::: Data entries :::
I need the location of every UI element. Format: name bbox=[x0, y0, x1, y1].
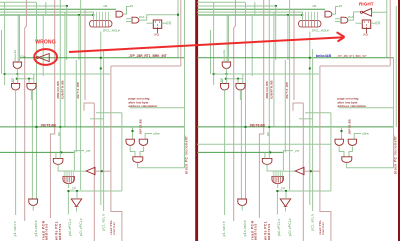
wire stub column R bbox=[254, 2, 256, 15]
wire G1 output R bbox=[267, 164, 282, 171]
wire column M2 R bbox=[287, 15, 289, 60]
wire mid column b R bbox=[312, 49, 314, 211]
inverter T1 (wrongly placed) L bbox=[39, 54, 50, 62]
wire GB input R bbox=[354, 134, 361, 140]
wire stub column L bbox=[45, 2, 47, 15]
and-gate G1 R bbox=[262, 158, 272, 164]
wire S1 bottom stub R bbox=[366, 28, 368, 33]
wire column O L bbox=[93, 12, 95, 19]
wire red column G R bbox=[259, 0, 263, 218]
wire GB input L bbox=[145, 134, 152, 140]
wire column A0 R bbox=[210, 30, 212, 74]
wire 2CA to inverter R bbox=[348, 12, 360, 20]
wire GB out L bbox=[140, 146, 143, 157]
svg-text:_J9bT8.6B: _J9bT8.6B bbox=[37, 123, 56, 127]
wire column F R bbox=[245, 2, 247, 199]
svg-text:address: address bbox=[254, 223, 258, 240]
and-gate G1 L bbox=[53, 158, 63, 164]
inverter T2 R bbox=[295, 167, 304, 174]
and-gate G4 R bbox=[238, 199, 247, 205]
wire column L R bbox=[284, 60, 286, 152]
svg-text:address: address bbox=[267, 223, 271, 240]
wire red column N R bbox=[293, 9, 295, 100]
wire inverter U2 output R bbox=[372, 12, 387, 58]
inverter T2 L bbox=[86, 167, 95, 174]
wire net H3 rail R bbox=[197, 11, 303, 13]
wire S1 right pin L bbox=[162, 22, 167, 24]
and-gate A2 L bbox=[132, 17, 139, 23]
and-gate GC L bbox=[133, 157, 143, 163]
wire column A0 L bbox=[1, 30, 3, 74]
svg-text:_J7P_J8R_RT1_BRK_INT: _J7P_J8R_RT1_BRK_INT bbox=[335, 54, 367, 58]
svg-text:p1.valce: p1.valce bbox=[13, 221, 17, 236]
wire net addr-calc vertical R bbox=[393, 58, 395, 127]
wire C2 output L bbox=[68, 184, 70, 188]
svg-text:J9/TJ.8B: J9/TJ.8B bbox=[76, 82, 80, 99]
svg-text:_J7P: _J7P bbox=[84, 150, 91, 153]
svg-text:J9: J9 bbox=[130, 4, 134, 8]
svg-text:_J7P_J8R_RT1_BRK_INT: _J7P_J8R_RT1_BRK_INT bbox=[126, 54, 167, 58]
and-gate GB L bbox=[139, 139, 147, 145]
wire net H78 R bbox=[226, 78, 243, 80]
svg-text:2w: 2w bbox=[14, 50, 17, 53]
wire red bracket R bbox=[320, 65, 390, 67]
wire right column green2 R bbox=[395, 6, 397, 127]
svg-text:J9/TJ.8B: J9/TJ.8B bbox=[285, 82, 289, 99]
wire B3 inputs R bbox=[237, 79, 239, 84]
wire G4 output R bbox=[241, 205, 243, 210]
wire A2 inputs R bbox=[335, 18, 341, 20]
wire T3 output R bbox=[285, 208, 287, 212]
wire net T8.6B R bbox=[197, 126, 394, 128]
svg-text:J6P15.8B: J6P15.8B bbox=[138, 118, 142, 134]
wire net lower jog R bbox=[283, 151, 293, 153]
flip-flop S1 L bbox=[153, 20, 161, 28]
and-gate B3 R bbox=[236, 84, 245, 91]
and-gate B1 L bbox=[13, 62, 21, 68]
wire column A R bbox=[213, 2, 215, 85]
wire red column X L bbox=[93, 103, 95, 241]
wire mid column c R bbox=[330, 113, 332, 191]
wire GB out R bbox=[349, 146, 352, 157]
:::
◆ **Work required**
Copy the lines of the material verbatim, starting with the line that contains "wire stub column R bbox=[254, 2, 256, 15]" and continuing through the line that contains "svg-text:J9: J9 bbox=[130, 4, 134, 8]".

◆ **Task output**
wire stub column R bbox=[254, 2, 256, 15]
wire G1 output R bbox=[267, 164, 282, 171]
wire column M2 R bbox=[287, 15, 289, 60]
wire mid column b R bbox=[312, 49, 314, 211]
inverter T1 (wrongly placed) L bbox=[39, 54, 50, 62]
wire GB input R bbox=[354, 134, 361, 140]
wire stub column L bbox=[45, 2, 47, 15]
and-gate G1 R bbox=[262, 158, 272, 164]
wire S1 bottom stub R bbox=[366, 28, 368, 33]
wire column O L bbox=[93, 12, 95, 19]
wire red column G R bbox=[259, 0, 263, 218]
wire GB input L bbox=[145, 134, 152, 140]
wire column A0 R bbox=[210, 30, 212, 74]
wire 2CA to inverter R bbox=[348, 12, 360, 20]
wire GB out L bbox=[140, 146, 143, 157]
svg-text:_J9bT8.6B: _J9bT8.6B bbox=[37, 123, 56, 127]
wire column F R bbox=[245, 2, 247, 199]
svg-text:address: address bbox=[254, 223, 258, 240]
and-gate G1 L bbox=[53, 158, 63, 164]
inverter T2 R bbox=[295, 167, 304, 174]
and-gate G4 R bbox=[238, 199, 247, 205]
wire column L R bbox=[284, 60, 286, 152]
svg-text:address: address bbox=[267, 223, 271, 240]
wire red column N R bbox=[293, 9, 295, 100]
wire inverter U2 output R bbox=[372, 12, 387, 58]
inverter T2 L bbox=[86, 167, 95, 174]
wire net H3 rail R bbox=[197, 11, 303, 13]
wire S1 right pin L bbox=[162, 22, 167, 24]
and-gate A2 L bbox=[132, 17, 139, 23]
and-gate GC L bbox=[133, 157, 143, 163]
wire column A0 L bbox=[1, 30, 3, 74]
svg-text:_J7P_J8R_RT1_BRK_INT: _J7P_J8R_RT1_BRK_INT bbox=[335, 54, 367, 58]
svg-text:p1.valce: p1.valce bbox=[13, 221, 17, 236]
wire net addr-calc vertical R bbox=[393, 58, 395, 127]
wire C2 output L bbox=[68, 184, 70, 188]
svg-text:J9/TJ.8B: J9/TJ.8B bbox=[76, 82, 80, 99]
svg-text:_J7P: _J7P bbox=[84, 150, 91, 153]
svg-text:J9: J9 bbox=[130, 4, 134, 8]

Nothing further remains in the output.